▶ **What is expected**: Find and copy each line of the records where the string "hiệu" shows up.

--*--

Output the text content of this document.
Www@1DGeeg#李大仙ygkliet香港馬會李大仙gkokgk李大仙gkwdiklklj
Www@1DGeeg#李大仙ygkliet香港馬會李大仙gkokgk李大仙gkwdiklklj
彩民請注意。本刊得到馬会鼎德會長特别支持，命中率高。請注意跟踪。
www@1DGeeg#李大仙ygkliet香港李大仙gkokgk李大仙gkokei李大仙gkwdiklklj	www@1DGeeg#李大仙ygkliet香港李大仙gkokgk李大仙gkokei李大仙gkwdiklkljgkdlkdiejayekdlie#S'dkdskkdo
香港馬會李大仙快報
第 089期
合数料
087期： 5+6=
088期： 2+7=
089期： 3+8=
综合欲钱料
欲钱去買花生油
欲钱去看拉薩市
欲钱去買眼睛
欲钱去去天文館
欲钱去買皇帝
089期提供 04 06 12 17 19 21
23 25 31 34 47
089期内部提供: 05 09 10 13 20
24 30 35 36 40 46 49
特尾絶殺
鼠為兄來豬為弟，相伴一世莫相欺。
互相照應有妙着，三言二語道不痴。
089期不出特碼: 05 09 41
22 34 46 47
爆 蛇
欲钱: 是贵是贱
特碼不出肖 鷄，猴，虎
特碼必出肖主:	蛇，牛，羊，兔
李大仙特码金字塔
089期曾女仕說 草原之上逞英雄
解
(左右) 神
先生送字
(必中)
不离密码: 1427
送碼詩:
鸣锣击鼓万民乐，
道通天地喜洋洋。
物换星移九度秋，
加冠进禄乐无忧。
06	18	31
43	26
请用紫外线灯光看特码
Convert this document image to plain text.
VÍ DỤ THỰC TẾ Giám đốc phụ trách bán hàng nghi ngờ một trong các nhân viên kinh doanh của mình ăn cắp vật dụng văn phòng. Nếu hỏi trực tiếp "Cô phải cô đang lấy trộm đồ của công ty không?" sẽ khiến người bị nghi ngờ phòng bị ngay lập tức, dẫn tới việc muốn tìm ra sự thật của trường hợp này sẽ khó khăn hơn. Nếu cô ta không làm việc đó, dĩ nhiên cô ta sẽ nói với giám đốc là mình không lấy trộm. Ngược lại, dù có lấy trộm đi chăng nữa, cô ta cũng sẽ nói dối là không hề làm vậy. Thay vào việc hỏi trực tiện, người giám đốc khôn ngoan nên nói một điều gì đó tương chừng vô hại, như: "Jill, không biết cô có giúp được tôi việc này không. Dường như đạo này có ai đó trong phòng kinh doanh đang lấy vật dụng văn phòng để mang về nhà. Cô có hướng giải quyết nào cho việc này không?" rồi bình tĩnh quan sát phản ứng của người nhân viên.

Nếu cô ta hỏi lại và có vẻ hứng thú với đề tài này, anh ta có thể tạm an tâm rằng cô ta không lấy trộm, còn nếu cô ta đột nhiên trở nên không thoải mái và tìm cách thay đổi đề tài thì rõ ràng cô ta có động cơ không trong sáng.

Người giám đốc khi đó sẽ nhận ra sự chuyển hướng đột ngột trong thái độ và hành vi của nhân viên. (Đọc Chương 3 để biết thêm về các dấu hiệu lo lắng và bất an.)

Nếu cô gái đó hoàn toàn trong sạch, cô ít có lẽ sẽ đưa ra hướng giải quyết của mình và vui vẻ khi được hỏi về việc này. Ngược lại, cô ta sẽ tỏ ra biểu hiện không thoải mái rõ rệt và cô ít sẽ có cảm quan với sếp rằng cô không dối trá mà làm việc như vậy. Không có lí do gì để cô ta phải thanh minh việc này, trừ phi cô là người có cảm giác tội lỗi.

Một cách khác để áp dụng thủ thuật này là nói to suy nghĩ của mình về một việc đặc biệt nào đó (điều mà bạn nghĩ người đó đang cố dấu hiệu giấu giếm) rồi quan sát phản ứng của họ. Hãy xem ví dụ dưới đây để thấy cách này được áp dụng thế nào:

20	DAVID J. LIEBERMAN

--*--

▶ **Solution to this exercise**:
Người giám đốc khi đó sẽ nhận ra sự chuyển hướng đột ngột trong thái độ và hành vi của nhân viên. (Đọc Chương 3 để biết thêm về các dấu hiệu lo lắng và bất an.)
Một cách khác để áp dụng thủ thuật này là nói to suy nghĩ của mình về một việc đặc biệt nào đó (điều mà bạn nghĩ người đó đang cố dấu hiệu giấu giếm) rồi quan sát phản ứng của họ. Hãy xem ví dụ dưới đây để thấy cách này được áp dụng thế nào:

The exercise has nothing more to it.